» **Exercise details**: The data below is to be returned in full and exactly.

» **The data**:
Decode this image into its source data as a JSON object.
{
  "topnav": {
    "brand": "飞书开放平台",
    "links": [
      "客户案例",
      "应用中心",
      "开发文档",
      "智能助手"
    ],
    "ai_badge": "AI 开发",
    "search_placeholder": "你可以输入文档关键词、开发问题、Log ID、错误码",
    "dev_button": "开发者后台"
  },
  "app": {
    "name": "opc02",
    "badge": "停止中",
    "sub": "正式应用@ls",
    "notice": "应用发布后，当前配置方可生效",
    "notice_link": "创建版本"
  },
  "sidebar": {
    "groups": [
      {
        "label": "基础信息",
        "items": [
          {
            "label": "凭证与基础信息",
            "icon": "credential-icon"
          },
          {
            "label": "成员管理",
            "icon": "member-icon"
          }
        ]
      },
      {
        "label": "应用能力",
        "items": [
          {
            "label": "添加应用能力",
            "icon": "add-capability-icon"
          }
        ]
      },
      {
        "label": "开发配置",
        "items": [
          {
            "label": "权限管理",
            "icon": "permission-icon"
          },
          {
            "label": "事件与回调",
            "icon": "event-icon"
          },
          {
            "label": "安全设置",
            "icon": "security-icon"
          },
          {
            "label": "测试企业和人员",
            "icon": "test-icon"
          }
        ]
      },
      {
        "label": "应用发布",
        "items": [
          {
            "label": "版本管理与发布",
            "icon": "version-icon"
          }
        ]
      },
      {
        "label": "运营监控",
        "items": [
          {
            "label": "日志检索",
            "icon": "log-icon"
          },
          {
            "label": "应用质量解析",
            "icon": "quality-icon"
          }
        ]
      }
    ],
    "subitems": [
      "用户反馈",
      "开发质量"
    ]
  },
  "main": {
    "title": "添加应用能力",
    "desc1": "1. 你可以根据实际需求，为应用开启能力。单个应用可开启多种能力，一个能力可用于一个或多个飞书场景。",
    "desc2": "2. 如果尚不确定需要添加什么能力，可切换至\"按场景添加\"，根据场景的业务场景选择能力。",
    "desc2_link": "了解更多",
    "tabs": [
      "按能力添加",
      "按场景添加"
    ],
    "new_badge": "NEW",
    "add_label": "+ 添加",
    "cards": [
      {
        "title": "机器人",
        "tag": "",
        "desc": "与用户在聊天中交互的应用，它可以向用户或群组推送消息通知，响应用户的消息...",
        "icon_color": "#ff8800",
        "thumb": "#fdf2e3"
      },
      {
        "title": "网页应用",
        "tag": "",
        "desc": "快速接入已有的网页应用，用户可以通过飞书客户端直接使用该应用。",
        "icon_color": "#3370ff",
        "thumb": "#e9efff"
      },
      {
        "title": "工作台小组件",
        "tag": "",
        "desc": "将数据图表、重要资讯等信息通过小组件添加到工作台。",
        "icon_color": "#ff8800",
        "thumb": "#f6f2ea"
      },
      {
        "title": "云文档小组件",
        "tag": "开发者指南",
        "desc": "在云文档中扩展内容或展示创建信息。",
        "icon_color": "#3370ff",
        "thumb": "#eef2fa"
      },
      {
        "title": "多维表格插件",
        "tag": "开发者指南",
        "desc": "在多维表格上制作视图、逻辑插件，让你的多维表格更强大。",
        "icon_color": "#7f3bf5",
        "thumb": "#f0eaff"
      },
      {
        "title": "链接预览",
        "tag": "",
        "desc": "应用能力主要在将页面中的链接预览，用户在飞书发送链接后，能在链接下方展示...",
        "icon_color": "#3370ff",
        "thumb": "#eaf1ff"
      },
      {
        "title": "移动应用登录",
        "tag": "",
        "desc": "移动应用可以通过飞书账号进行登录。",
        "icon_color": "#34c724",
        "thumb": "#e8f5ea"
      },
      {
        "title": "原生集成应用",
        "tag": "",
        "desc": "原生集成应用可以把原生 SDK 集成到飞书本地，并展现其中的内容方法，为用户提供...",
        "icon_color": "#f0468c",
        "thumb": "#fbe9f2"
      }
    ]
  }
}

» **Solution to this task**:
Decode this image into its source data as a JSON object.
{
  "topnav": {
    "brand": "飞书开放平台",
    "links": [
      "客户案例",
      "应用中心",
      "开发文档",
      "智能助手"
    ],
    "ai_badge": "AI 开发",
    "search_placeholder": "你可以输入文档关键词、开发问题、Log ID、错误码",
    "dev_button": "开发者后台"
  },
  "app": {
    "name": "opc02",
    "badge": "停止中",
    "sub": "正式应用@ls",
    "notice": "应用发布后，当前配置方可生效",
    "notice_link": "创建版本"
  },
  "sidebar": {
    "groups": [
      {
        "label": "基础信息",
        "items": [
          {
            "label": "凭证与基础信息",
            "icon": "credential-icon"
          },
          {
            "label": "成员管理",
            "icon": "member-icon"
          }
        ]
      },
      {
        "label": "应用能力",
        "items": [
          {
            "label": "添加应用能力",
            "icon": "add-capability-icon"
          }
        ]
      },
      {
        "label": "开发配置",
        "items": [
          {
            "label": "权限管理",
            "icon": "permission-icon"
          },
          {
            "label": "事件与回调",
            "icon": "event-icon"
          },
          {
            "label": "安全设置",
            "icon": "security-icon"
          },
          {
            "label": "测试企业和人员",
            "icon": "test-icon"
          }
        ]
      },
      {
        "label": "应用发布",
        "items": [
          {
            "label": "版本管理与发布",
            "icon": "version-icon"
          }
        ]
      },
      {
        "label": "运营监控",
        "items": [
          {
            "label": "日志检索",
            "icon": "log-icon"
          },
          {
            "label": "应用质量解析",
            "icon": "quality-icon"
          }
        ]
      }
    ],
    "subitems": [
      "用户反馈",
      "开发质量"
    ]
  },
  "main": {
    "title": "添加应用能力",
    "desc1": "1. 你可以根据实际需求，为应用开启能力。单个应用可开启多种能力，一个能力可用于一个或多个飞书场景。",
    "desc2": "2. 如果尚不确定需要添加什么能力，可切换至\"按场景添加\"，根据场景的业务场景选择能力。",
    "desc2_link": "了解更多",
    "tabs": [
      "按能力添加",
      "按场景添加"
    ],
    "new_badge": "NEW",
    "add_label": "+ 添加",
    "cards": [
      {
        "title": "机器人",
        "tag": "",
        "desc": "与用户在聊天中交互的应用，它可以向用户或群组推送消息通知，响应用户的消息...",
        "icon_color": "#ff8800",
        "thumb": "#fdf2e3"
      },
      {
        "title": "网页应用",
        "tag": "",
        "desc": "快速接入已有的网页应用，用户可以通过飞书客户端直接使用该应用。",
        "icon_color": "#3370ff",
        "thumb": "#e9efff"
      },
      {
        "title": "工作台小组件",
        "tag": "",
        "desc": "将数据图表、重要资讯等信息通过小组件添加到工作台。",
        "icon_color": "#ff8800",
        "thumb": "#f6f2ea"
      },
      {
        "title": "云文档小组件",
        "tag": "开发者指南",
        "desc": "在云文档中扩展内容或展示创建信息。",
        "icon_color": "#3370ff",
        "thumb": "#eef2fa"
      },
      {
        "title": "多维表格插件",
        "tag": "开发者指南",
        "desc": "在多维表格上制作视图、逻辑插件，让你的多维表格更强大。",
        "icon_color": "#7f3bf5",
        "thumb": "#f0eaff"
      },
      {
        "title": "链接预览",
        "tag": "",
        "desc": "应用能力主要在将页面中的链接预览，用户在飞书发送链接后，能在链接下方展示...",
        "icon_color": "#3370ff",
        "thumb": "#eaf1ff"
      },
      {
        "title": "移动应用登录",
        "tag": "",
        "desc": "移动应用可以通过飞书账号进行登录。",
        "icon_color": "#34c724",
        "thumb": "#e8f5ea"
      },
      {
        "title": "原生集成应用",
        "tag": "",
        "desc": "原生集成应用可以把原生 SDK 集成到飞书本地，并展现其中的内容方法，为用户提供...",
        "icon_color": "#f0468c",
        "thumb": "#fbe9f2"
      }
    ]
  }
}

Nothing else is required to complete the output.